## begin RECORDS FOR THIS TASK

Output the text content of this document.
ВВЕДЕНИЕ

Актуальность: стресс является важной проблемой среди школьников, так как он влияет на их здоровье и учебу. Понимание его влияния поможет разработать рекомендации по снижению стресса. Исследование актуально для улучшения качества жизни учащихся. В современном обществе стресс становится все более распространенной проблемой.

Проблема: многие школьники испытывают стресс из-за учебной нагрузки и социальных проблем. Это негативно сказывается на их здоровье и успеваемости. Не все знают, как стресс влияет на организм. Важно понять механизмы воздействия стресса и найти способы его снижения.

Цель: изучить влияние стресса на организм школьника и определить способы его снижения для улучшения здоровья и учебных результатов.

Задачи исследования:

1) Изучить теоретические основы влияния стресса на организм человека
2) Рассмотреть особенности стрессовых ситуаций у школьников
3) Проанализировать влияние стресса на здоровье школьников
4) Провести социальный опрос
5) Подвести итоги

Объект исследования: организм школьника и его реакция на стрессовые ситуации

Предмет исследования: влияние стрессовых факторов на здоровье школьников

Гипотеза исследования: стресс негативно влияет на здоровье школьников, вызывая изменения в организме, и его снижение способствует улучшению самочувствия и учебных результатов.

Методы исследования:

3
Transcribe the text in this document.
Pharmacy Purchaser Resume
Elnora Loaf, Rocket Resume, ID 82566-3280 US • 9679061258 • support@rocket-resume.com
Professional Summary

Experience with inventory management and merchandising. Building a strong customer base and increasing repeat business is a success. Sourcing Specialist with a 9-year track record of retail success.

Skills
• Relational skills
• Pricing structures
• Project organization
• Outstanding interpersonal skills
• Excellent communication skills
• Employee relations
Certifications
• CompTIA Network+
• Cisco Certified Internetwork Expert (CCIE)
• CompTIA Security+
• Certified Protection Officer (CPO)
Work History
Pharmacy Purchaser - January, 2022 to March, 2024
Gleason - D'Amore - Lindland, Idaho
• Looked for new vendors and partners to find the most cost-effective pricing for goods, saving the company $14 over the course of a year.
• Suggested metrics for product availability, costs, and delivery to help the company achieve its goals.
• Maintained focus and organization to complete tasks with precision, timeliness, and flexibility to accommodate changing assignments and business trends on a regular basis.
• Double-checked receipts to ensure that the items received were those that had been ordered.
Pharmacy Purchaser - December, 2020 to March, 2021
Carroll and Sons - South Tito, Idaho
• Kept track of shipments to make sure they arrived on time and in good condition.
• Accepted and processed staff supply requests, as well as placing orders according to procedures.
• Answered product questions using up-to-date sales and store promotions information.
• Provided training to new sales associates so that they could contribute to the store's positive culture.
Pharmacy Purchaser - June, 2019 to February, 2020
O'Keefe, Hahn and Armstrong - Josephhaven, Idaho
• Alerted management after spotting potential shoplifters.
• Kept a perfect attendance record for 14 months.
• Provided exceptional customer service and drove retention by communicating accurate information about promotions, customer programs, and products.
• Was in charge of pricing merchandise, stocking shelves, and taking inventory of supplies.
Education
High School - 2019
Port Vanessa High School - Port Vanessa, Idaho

## end RECORDS FOR THIS TASK

§ **EXERCISE GOAL**
Copy out each record from above, exactly.

§ **SOLUTION**
Output the text content of this document.
ВВЕДЕНИЕ

Актуальность: стресс является важной проблемой среди школьников, так как он влияет на их здоровье и учебу. Понимание его влияния поможет разработать рекомендации по снижению стресса. Исследование актуально для улучшения качества жизни учащихся. В современном обществе стресс становится все более распространенной проблемой.

Проблема: многие школьники испытывают стресс из-за учебной нагрузки и социальных проблем. Это негативно сказывается на их здоровье и успеваемости. Не все знают, как стресс влияет на организм. Важно понять механизмы воздействия стресса и найти способы его снижения.

Цель: изучить влияние стресса на организм школьника и определить способы его снижения для улучшения здоровья и учебных результатов.

Задачи исследования:

1) Изучить теоретические основы влияния стресса на организм человека
2) Рассмотреть особенности стрессовых ситуаций у школьников
3) Проанализировать влияние стресса на здоровье школьников
4) Провести социальный опрос
5) Подвести итоги

Объект исследования: организм школьника и его реакция на стрессовые ситуации

Предмет исследования: влияние стрессовых факторов на здоровье школьников

Гипотеза исследования: стресс негативно влияет на здоровье школьников, вызывая изменения в организме, и его снижение способствует улучшению самочувствия и учебных результатов.

Методы исследования:

3
Transcribe the text in this document.
Pharmacy Purchaser Resume
Elnora Loaf, Rocket Resume, ID 82566-3280 US • 9679061258 • support@rocket-resume.com
Professional Summary

Experience with inventory management and merchandising. Building a strong customer base and increasing repeat business is a success. Sourcing Specialist with a 9-year track record of retail success.

Skills
• Relational skills
• Pricing structures
• Project organization
• Outstanding interpersonal skills
• Excellent communication skills
• Employee relations
Certifications
• CompTIA Network+
• Cisco Certified Internetwork Expert (CCIE)
• CompTIA Security+
• Certified Protection Officer (CPO)
Work History
Pharmacy Purchaser - January, 2022 to March, 2024
Gleason - D'Amore - Lindland, Idaho
• Looked for new vendors and partners to find the most cost-effective pricing for goods, saving the company $14 over the course of a year.
• Suggested metrics for product availability, costs, and delivery to help the company achieve its goals.
• Maintained focus and organization to complete tasks with precision, timeliness, and flexibility to accommodate changing assignments and business trends on a regular basis.
• Double-checked receipts to ensure that the items received were those that had been ordered.
Pharmacy Purchaser - December, 2020 to March, 2021
Carroll and Sons - South Tito, Idaho
• Kept track of shipments to make sure they arrived on time and in good condition.
• Accepted and processed staff supply requests, as well as placing orders according to procedures.
• Answered product questions using up-to-date sales and store promotions information.
• Provided training to new sales associates so that they could contribute to the store's positive culture.
Pharmacy Purchaser - June, 2019 to February, 2020
O'Keefe, Hahn and Armstrong - Josephhaven, Idaho
• Alerted management after spotting potential shoplifters.
• Kept a perfect attendance record for 14 months.
• Provided exceptional customer service and drove retention by communicating accurate information about promotions, customer programs, and products.
• Was in charge of pricing merchandise, stocking shelves, and taking inventory of supplies.
Education
High School - 2019
Port Vanessa High School - Port Vanessa, Idaho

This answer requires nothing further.